>>>

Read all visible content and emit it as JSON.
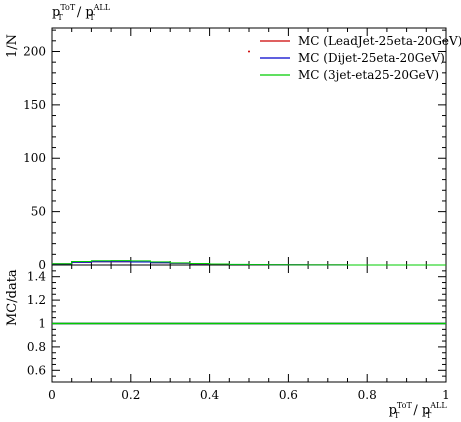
{
  "chart_data": [
    {
      "type": "line",
      "panel": "main",
      "title_main": "p",
      "title_sup": "ToT",
      "title_sub": "T",
      "title_sep": " / p",
      "title_sup2": "ALL",
      "title_sub2": "T",
      "ylabel": "1/N",
      "xlim": [
        0,
        1
      ],
      "ylim": [
        0,
        222
      ],
      "yticks": [
        0,
        50,
        100,
        150,
        200
      ],
      "ytick_labels": [
        "0",
        "50",
        "100",
        "150",
        "200"
      ],
      "xticks": [
        0,
        0.2,
        0.4,
        0.6,
        0.8,
        1
      ],
      "legend_position": "top-right",
      "series": [
        {
          "name": "MC (LeadJet-25eta-20GeV)",
          "color": "#cc0000",
          "x": [
            0.025,
            0.075,
            0.125,
            0.175,
            0.225,
            0.275,
            0.325,
            0.375,
            0.425,
            0.475,
            0.525,
            0.575,
            0.625,
            0.675,
            0.725,
            0.775,
            0.825,
            0.875,
            0.925,
            0.975
          ],
          "y": [
            1.0,
            2.5,
            3.0,
            3.0,
            2.8,
            2.2,
            1.7,
            1.2,
            0.8,
            0.5,
            0.35,
            0.25,
            0.15,
            0.1,
            0.06,
            0.04,
            0.02,
            0.01,
            0.005,
            0.0
          ],
          "marker_x": 0.5,
          "marker_y": 200
        },
        {
          "name": "MC (Dijet-25eta-20GeV)",
          "color": "#0000cc",
          "x": [
            0.025,
            0.075,
            0.125,
            0.175,
            0.225,
            0.275,
            0.325,
            0.375,
            0.425,
            0.475,
            0.525,
            0.575,
            0.625,
            0.675,
            0.725,
            0.775,
            0.825,
            0.875,
            0.925,
            0.975
          ],
          "y": [
            1.0,
            2.6,
            3.1,
            3.0,
            2.8,
            2.2,
            1.7,
            1.2,
            0.8,
            0.5,
            0.35,
            0.25,
            0.15,
            0.1,
            0.06,
            0.04,
            0.02,
            0.01,
            0.005,
            0.0
          ]
        },
        {
          "name": "MC (3jet-eta25-20GeV)",
          "color": "#00cc00",
          "x": [
            0.025,
            0.075,
            0.125,
            0.175,
            0.225,
            0.275,
            0.325,
            0.375,
            0.425,
            0.475,
            0.525,
            0.575,
            0.625,
            0.675,
            0.725,
            0.775,
            0.825,
            0.875,
            0.925,
            0.975
          ],
          "y": [
            1.2,
            3.3,
            4.0,
            4.1,
            3.8,
            2.9,
            2.0,
            1.4,
            0.9,
            0.55,
            0.35,
            0.2,
            0.12,
            0.08,
            0.05,
            0.03,
            0.015,
            0.008,
            0.004,
            0.0
          ]
        }
      ]
    },
    {
      "type": "line",
      "panel": "ratio",
      "ylabel": "MC/data",
      "xlabel_main": "p",
      "xlabel_sup": "ToT",
      "xlabel_sub": "T",
      "xlabel_sep": " / p",
      "xlabel_sup2": "ALL",
      "xlabel_sub2": "T",
      "xlim": [
        0,
        1
      ],
      "ylim": [
        0.5,
        1.5
      ],
      "yticks": [
        0.6,
        0.8,
        1.0,
        1.2,
        1.4
      ],
      "ytick_labels": [
        "0.6",
        "0.8",
        "1",
        "1.2",
        "1.4"
      ],
      "xticks": [
        0,
        0.2,
        0.4,
        0.6,
        0.8,
        1
      ],
      "xtick_labels": [
        "0",
        "0.2",
        "0.4",
        "0.6",
        "0.8",
        "1"
      ],
      "series": [
        {
          "color": "#cc0000",
          "x": [
            0,
            1
          ],
          "y": [
            1,
            1
          ]
        },
        {
          "color": "#0000cc",
          "x": [
            0,
            1
          ],
          "y": [
            1,
            1
          ]
        },
        {
          "color": "#00cc00",
          "x": [
            0,
            1
          ],
          "y": [
            1,
            1
          ]
        }
      ]
    }
  ]
}
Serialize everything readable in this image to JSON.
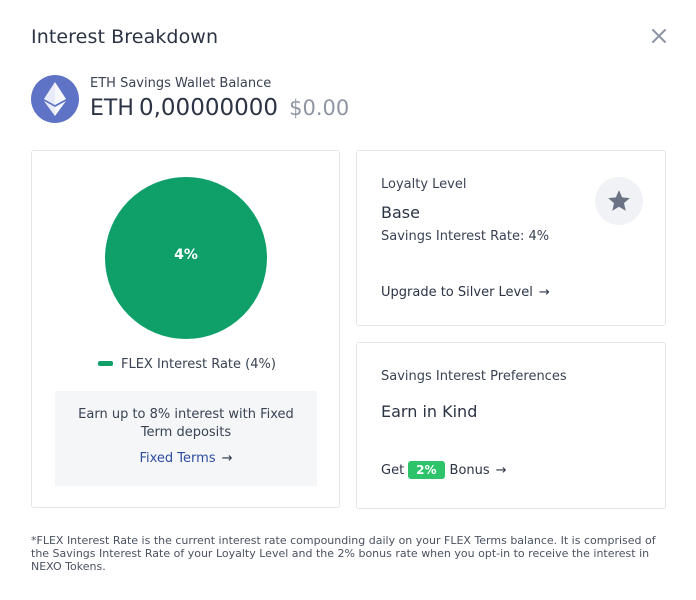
{
  "modal": {
    "title": "Interest Breakdown",
    "close_icon": "close-icon"
  },
  "wallet": {
    "icon": "ethereum-icon",
    "label": "ETH Savings Wallet Balance",
    "currency": "ETH",
    "amount": "0,00000000",
    "fiat": "$0.00",
    "icon_color": "#5e73c6"
  },
  "chart_data": {
    "type": "pie",
    "slices": [
      {
        "label": "FLEX Interest Rate (4%)",
        "value": 4,
        "display": "4%",
        "color": "#0fa06a"
      }
    ],
    "legend": [
      "FLEX Interest Rate (4%)"
    ]
  },
  "interest_chart": {
    "center_label": "4%",
    "legend_label": "FLEX Interest Rate (4%)"
  },
  "promo": {
    "text": "Earn up to 8% interest with Fixed Term deposits",
    "link": "Fixed Terms"
  },
  "loyalty": {
    "label": "Loyalty Level",
    "level": "Base",
    "rate": "Savings Interest Rate: 4%",
    "upgrade_link": "Upgrade to Silver Level",
    "badge_icon": "star-icon"
  },
  "preferences": {
    "label": "Savings Interest Preferences",
    "value": "Earn in Kind",
    "bonus_prefix": "Get",
    "bonus_pill": "2%",
    "bonus_suffix": "Bonus"
  },
  "footnote": "*FLEX Interest Rate is the current interest rate compounding daily on your FLEX Terms balance. It is comprised of the Savings Interest Rate of your Loyalty Level and the 2% bonus rate when you opt-in to receive the interest in NEXO Tokens.",
  "colors": {
    "accent_green": "#0fa06a",
    "pill_green": "#2cc36b",
    "link_blue": "#2c4d9e"
  }
}
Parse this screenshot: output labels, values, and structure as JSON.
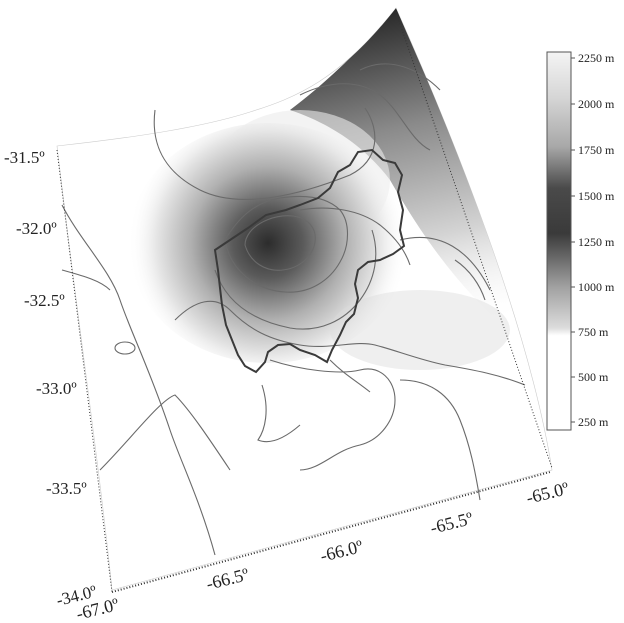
{
  "map": {
    "latitude_labels": [
      "-31.5º",
      "-32.0º",
      "-32.5º",
      "-33.0º",
      "-33.5º",
      "-34.0º"
    ],
    "longitude_labels": [
      "-67.0º",
      "-66.5º",
      "-66.0º",
      "-65.5º",
      "-65.0º"
    ],
    "colorbar": {
      "labels": [
        "2250 m",
        "2000 m",
        "1750 m",
        "1500 m",
        "1250 m",
        "1000 m",
        "750 m",
        "500 m",
        "250 m"
      ],
      "colors": [
        "#f2f2f2",
        "#c8c8c8",
        "#a0a0a0",
        "#5a5a5a",
        "#3a3a3a",
        "#bfbfbf",
        "#ffffff",
        "#ffffff",
        "#ffffff"
      ]
    },
    "elevation_range_m": [
      250,
      2250
    ],
    "colors": {
      "surface_low": "#ffffff",
      "surface_high": "#303030",
      "contour": "#6a6a6a",
      "boundary": "#3a3a3a"
    }
  }
}
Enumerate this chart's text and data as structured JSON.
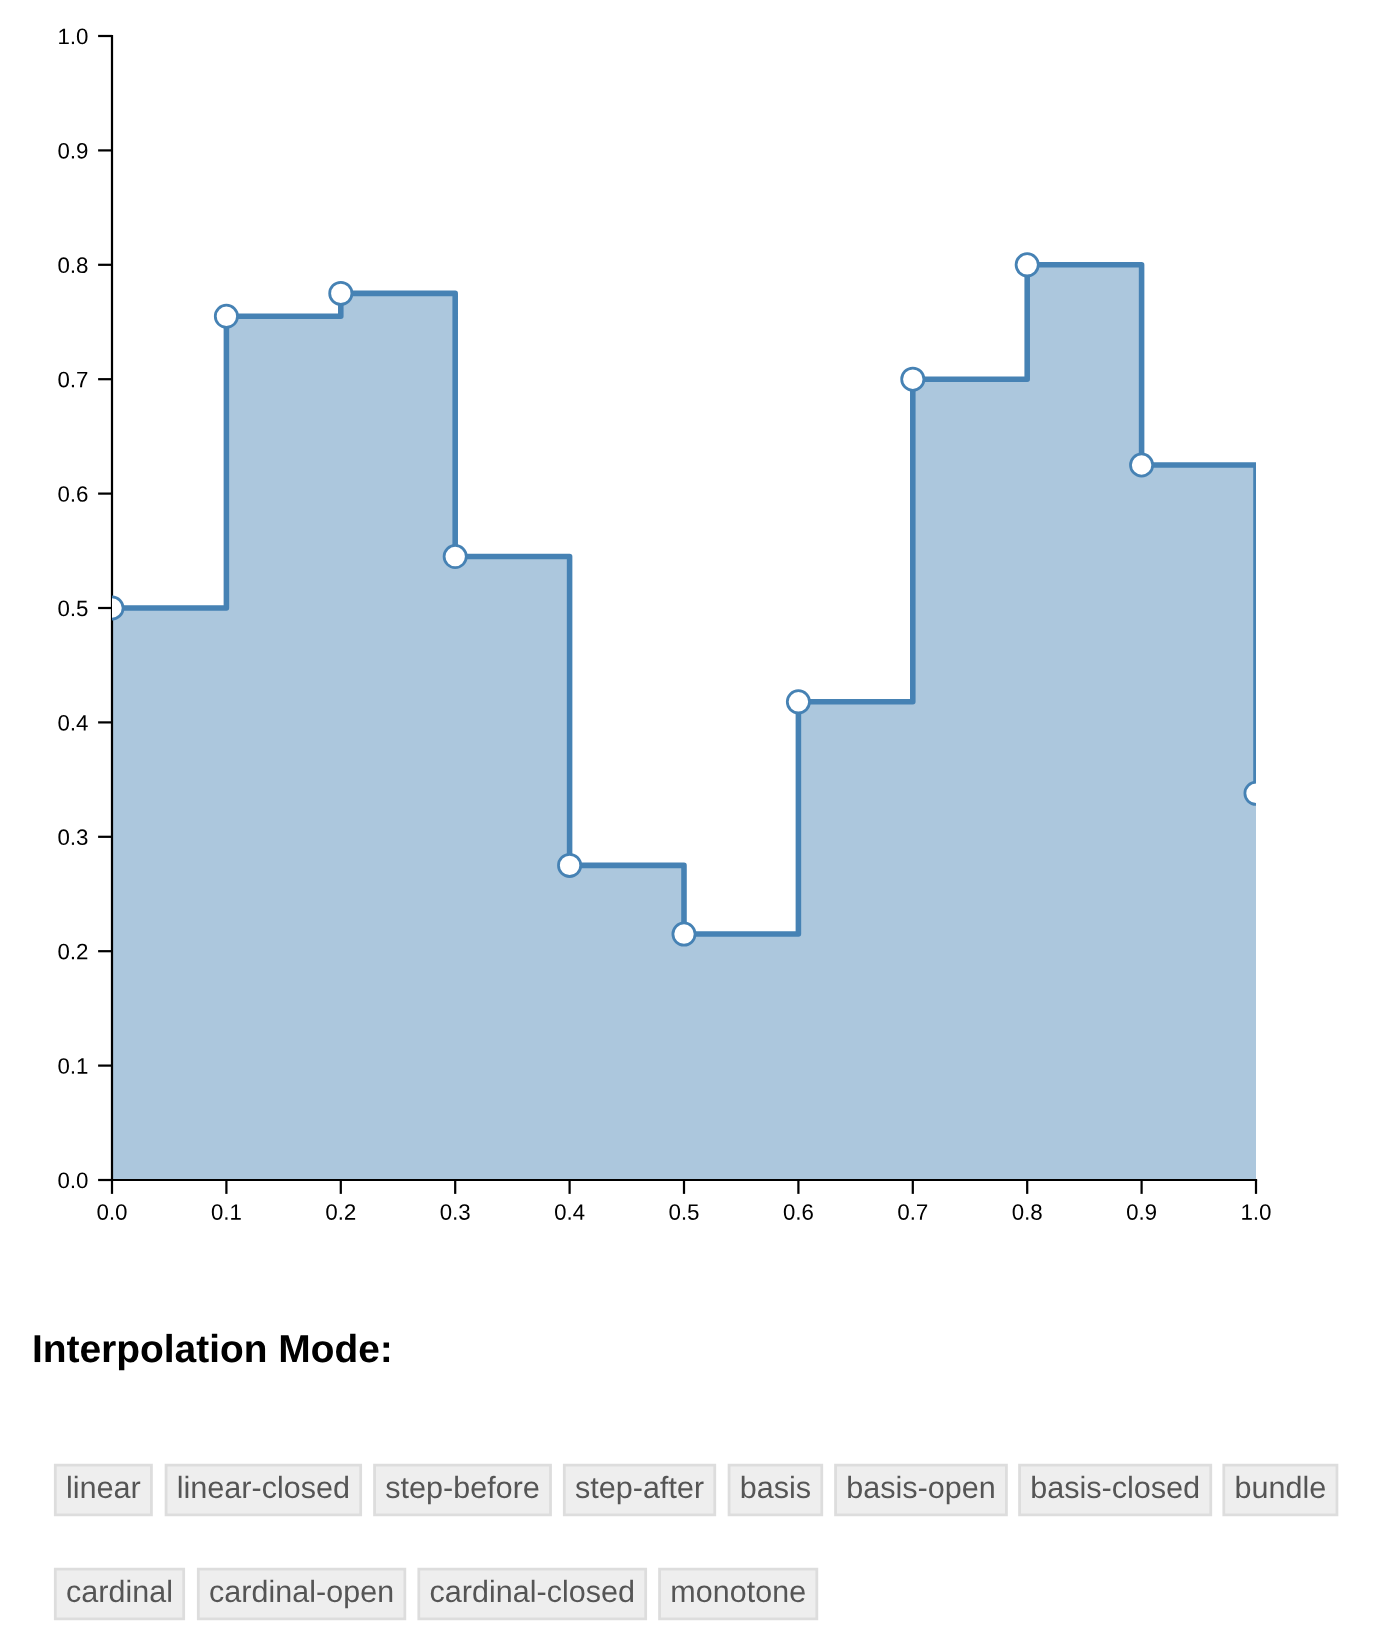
{
  "chart_data": {
    "type": "area",
    "series": [
      {
        "color": "#4682b4",
        "x": [
          0,
          0.1,
          0.1,
          0.2,
          0.2,
          0.3,
          0.3,
          0.4,
          0.4,
          0.5,
          0.5,
          0.6,
          0.6,
          0.7,
          0.7,
          0.8,
          0.8,
          0.9,
          0.9,
          1.0,
          1.0
        ],
        "values": [
          0.5,
          0.5,
          0.755,
          0.755,
          0.775,
          0.775,
          0.545,
          0.545,
          0.275,
          0.275,
          0.215,
          0.215,
          0.418,
          0.418,
          0.7,
          0.7,
          0.8,
          0.8,
          0.625,
          0.625,
          0.338
        ]
      },
      {
        "type": "scatter",
        "marker": "circle",
        "color": "#4682b4",
        "x": [
          0,
          0.1,
          0.2,
          0.3,
          0.4,
          0.5,
          0.6,
          0.7,
          0.8,
          0.9,
          1.0
        ],
        "values": [
          0.5,
          0.755,
          0.775,
          0.545,
          0.275,
          0.215,
          0.418,
          0.7,
          0.8,
          0.625,
          0.338
        ]
      }
    ],
    "xlim": [
      0,
      1
    ],
    "ylim": [
      0,
      1
    ],
    "xticks": [
      {
        "value": 0,
        "label": "0.0"
      },
      {
        "value": 0.1,
        "label": "0.1"
      },
      {
        "value": 0.2,
        "label": "0.2"
      },
      {
        "value": 0.3,
        "label": "0.3"
      },
      {
        "value": 0.4,
        "label": "0.4"
      },
      {
        "value": 0.5,
        "label": "0.5"
      },
      {
        "value": 0.6,
        "label": "0.6"
      },
      {
        "value": 0.7,
        "label": "0.7"
      },
      {
        "value": 0.8,
        "label": "0.8"
      },
      {
        "value": 0.9,
        "label": "0.9"
      },
      {
        "value": 1,
        "label": "1.0"
      }
    ],
    "yticks": [
      {
        "value": 0,
        "label": "0.0"
      },
      {
        "value": 0.1,
        "label": "0.1"
      },
      {
        "value": 0.2,
        "label": "0.2"
      },
      {
        "value": 0.3,
        "label": "0.3"
      },
      {
        "value": 0.4,
        "label": "0.4"
      },
      {
        "value": 0.5,
        "label": "0.5"
      },
      {
        "value": 0.6,
        "label": "0.6"
      },
      {
        "value": 0.7,
        "label": "0.7"
      },
      {
        "value": 0.8,
        "label": "0.8"
      },
      {
        "value": 0.9,
        "label": "0.9"
      },
      {
        "value": 1,
        "label": "1.0"
      }
    ],
    "grid": false,
    "annotations": [
      "Interpolation Mode:",
      "linear",
      "linear-closed",
      "step-before",
      "step-after",
      "basis",
      "basis-open",
      "basis-closed",
      "bundle",
      "cardinal",
      "cardinal-open",
      "cardinal-closed",
      "monotone"
    ]
  }
}
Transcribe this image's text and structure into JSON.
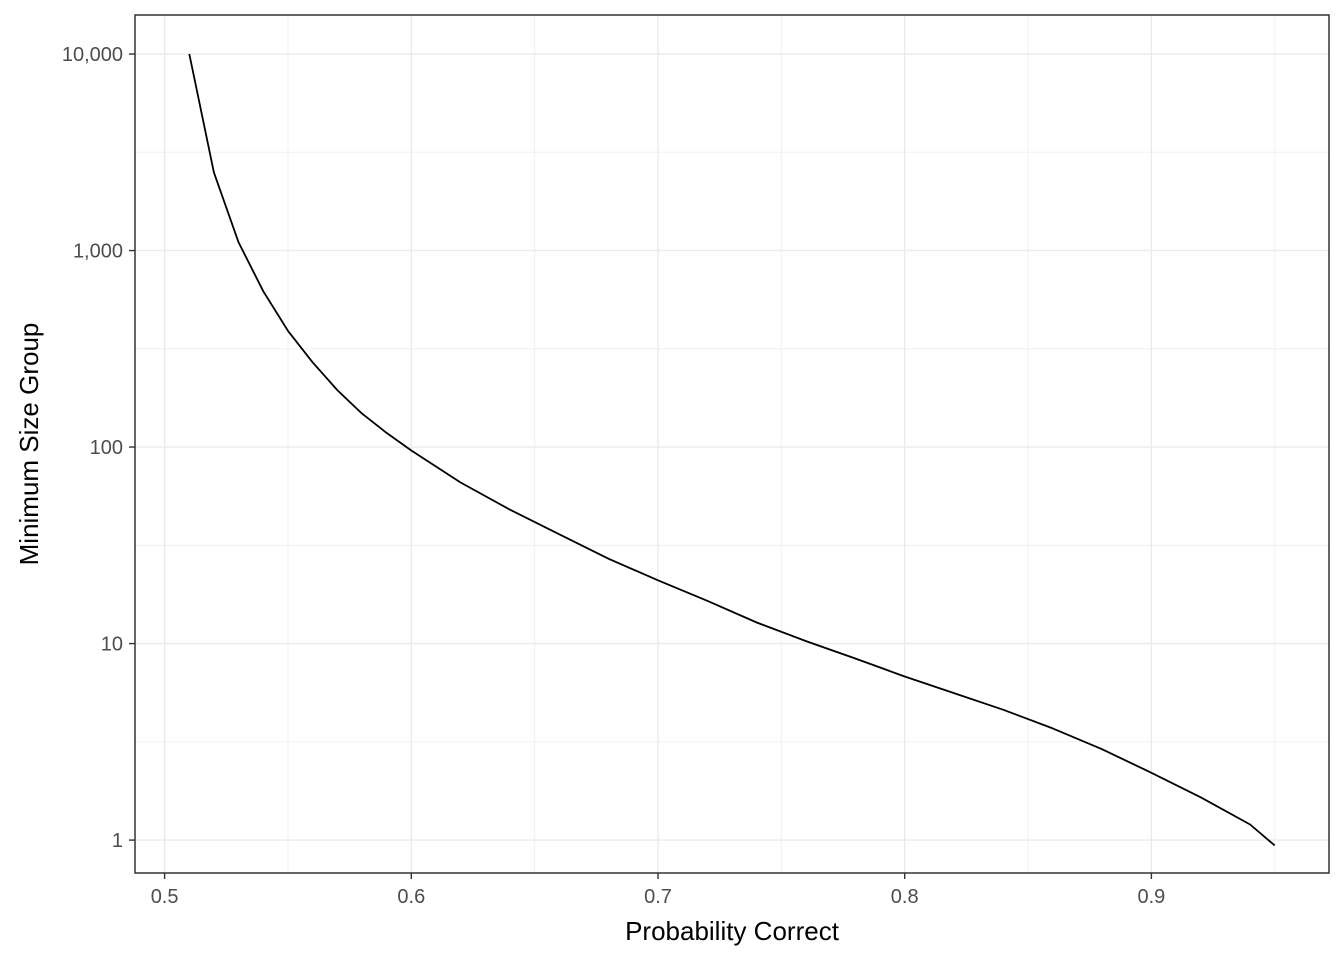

<<<

- YOUR INSTRUCTIONS -
In the data above, count the lines where the word "Earn" appears; reply with the number only.

- RESPONSE TO THE TASK -
2